State how many lines of the entries include the string "name", please, leaving out everything but the number.

::: Data excerpts :::

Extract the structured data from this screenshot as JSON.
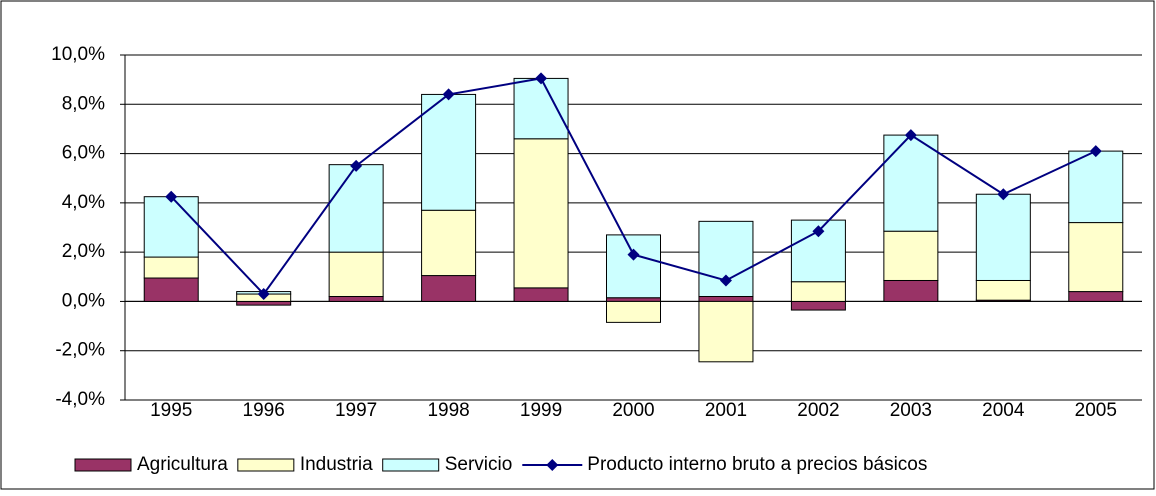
{
  "chart_data": {
    "type": "bar",
    "categories": [
      "1995",
      "1996",
      "1997",
      "1998",
      "1999",
      "2000",
      "2001",
      "2002",
      "2003",
      "2004",
      "2005"
    ],
    "series": [
      {
        "name": "Agricultura",
        "color": "#993366",
        "values": [
          0.95,
          -0.15,
          0.2,
          1.05,
          0.55,
          0.15,
          0.2,
          -0.35,
          0.85,
          0.05,
          0.4
        ]
      },
      {
        "name": "Industria",
        "color": "#ffffcc",
        "values": [
          0.85,
          0.3,
          1.8,
          2.65,
          6.05,
          -0.85,
          -2.45,
          0.8,
          2.0,
          0.8,
          2.8
        ]
      },
      {
        "name": "Servicio",
        "color": "#ccffff",
        "values": [
          2.45,
          0.1,
          3.55,
          4.7,
          2.45,
          2.55,
          3.05,
          2.5,
          3.9,
          3.5,
          2.9
        ]
      },
      {
        "name": "Producto interno bruto a precios básicos",
        "type": "line",
        "color": "#000080",
        "values": [
          4.25,
          0.3,
          5.5,
          8.4,
          9.05,
          1.9,
          0.85,
          2.85,
          6.75,
          4.35,
          6.1
        ]
      }
    ],
    "ylim": [
      -4,
      10
    ],
    "yticks": [
      {
        "value": -4,
        "label": "-4,0%"
      },
      {
        "value": -2,
        "label": "-2,0%"
      },
      {
        "value": 0,
        "label": "0,0%"
      },
      {
        "value": 2,
        "label": "2,0%"
      },
      {
        "value": 4,
        "label": "4,0%"
      },
      {
        "value": 6,
        "label": "6,0%"
      },
      {
        "value": 8,
        "label": "8,0%"
      },
      {
        "value": 10,
        "label": "10,0%"
      }
    ],
    "grid": true,
    "legend": "bottom"
  }
}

:::

** Problem solution **
4